---- RECORDED INFORMATION
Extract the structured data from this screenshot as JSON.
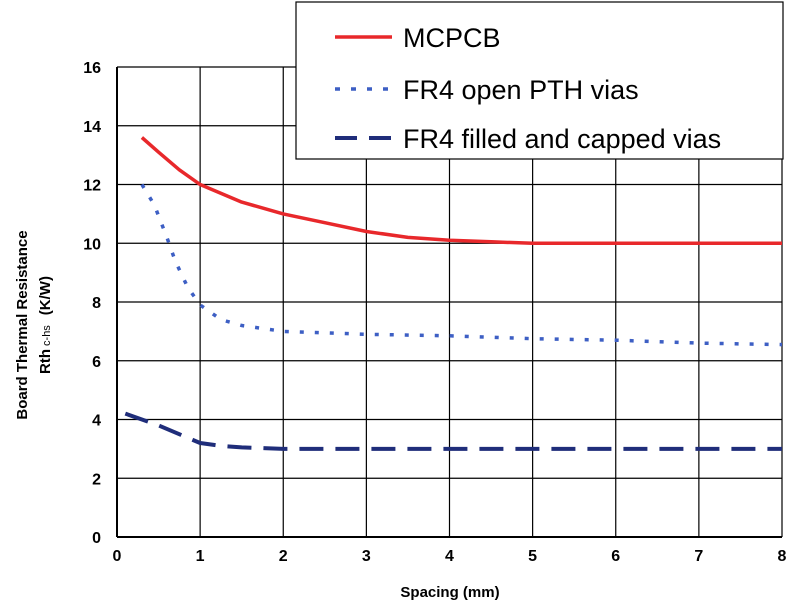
{
  "chart_data": {
    "type": "line",
    "xlabel": "Spacing (mm)",
    "ylabel": "Board Thermal Resistance",
    "ylabel_line2_prefix": "Rth",
    "ylabel_line2_sub": "c-hs",
    "ylabel_line2_suffix": "(K/W)",
    "xlim": [
      0,
      8
    ],
    "ylim": [
      0,
      16
    ],
    "x_ticks": [
      0,
      1,
      2,
      3,
      4,
      5,
      6,
      7,
      8
    ],
    "y_ticks": [
      0,
      2,
      4,
      6,
      8,
      10,
      12,
      14,
      16
    ],
    "grid": true,
    "legend_position": "top-right",
    "series": [
      {
        "name": "MCPCB",
        "color": "#e8282b",
        "style": "solid",
        "points": [
          [
            0.3,
            13.6
          ],
          [
            0.5,
            13.1
          ],
          [
            0.75,
            12.5
          ],
          [
            1.0,
            12.0
          ],
          [
            1.5,
            11.4
          ],
          [
            2.0,
            11.0
          ],
          [
            2.5,
            10.7
          ],
          [
            3.0,
            10.4
          ],
          [
            3.5,
            10.2
          ],
          [
            4.0,
            10.1
          ],
          [
            4.5,
            10.05
          ],
          [
            5.0,
            10.0
          ],
          [
            6.0,
            10.0
          ],
          [
            7.0,
            10.0
          ],
          [
            8.0,
            10.0
          ]
        ]
      },
      {
        "name": "FR4 open PTH vias",
        "color": "#3d5fc4",
        "style": "dotted",
        "points": [
          [
            0.3,
            12.0
          ],
          [
            0.45,
            11.3
          ],
          [
            0.6,
            10.2
          ],
          [
            0.7,
            9.4
          ],
          [
            0.85,
            8.5
          ],
          [
            1.0,
            7.9
          ],
          [
            1.25,
            7.4
          ],
          [
            1.5,
            7.2
          ],
          [
            2.0,
            7.0
          ],
          [
            3.0,
            6.9
          ],
          [
            4.0,
            6.85
          ],
          [
            5.0,
            6.75
          ],
          [
            6.0,
            6.7
          ],
          [
            7.0,
            6.6
          ],
          [
            8.0,
            6.55
          ]
        ]
      },
      {
        "name": "FR4 filled and capped vias",
        "color": "#1f2d7a",
        "style": "dashed",
        "points": [
          [
            0.1,
            4.2
          ],
          [
            0.3,
            4.0
          ],
          [
            0.5,
            3.8
          ],
          [
            0.75,
            3.5
          ],
          [
            1.0,
            3.2
          ],
          [
            1.25,
            3.1
          ],
          [
            1.5,
            3.05
          ],
          [
            2.0,
            3.0
          ],
          [
            3.0,
            3.0
          ],
          [
            4.0,
            3.0
          ],
          [
            5.0,
            3.0
          ],
          [
            6.0,
            3.0
          ],
          [
            7.0,
            3.0
          ],
          [
            8.0,
            3.0
          ]
        ]
      }
    ]
  }
}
--------
- [INSTRUCTION] Search the data for "color". Copy every matching line.

- [FINAL ANSWER]
        "color": "#e8282b",
        "color": "#3d5fc4",
        "color": "#1f2d7a",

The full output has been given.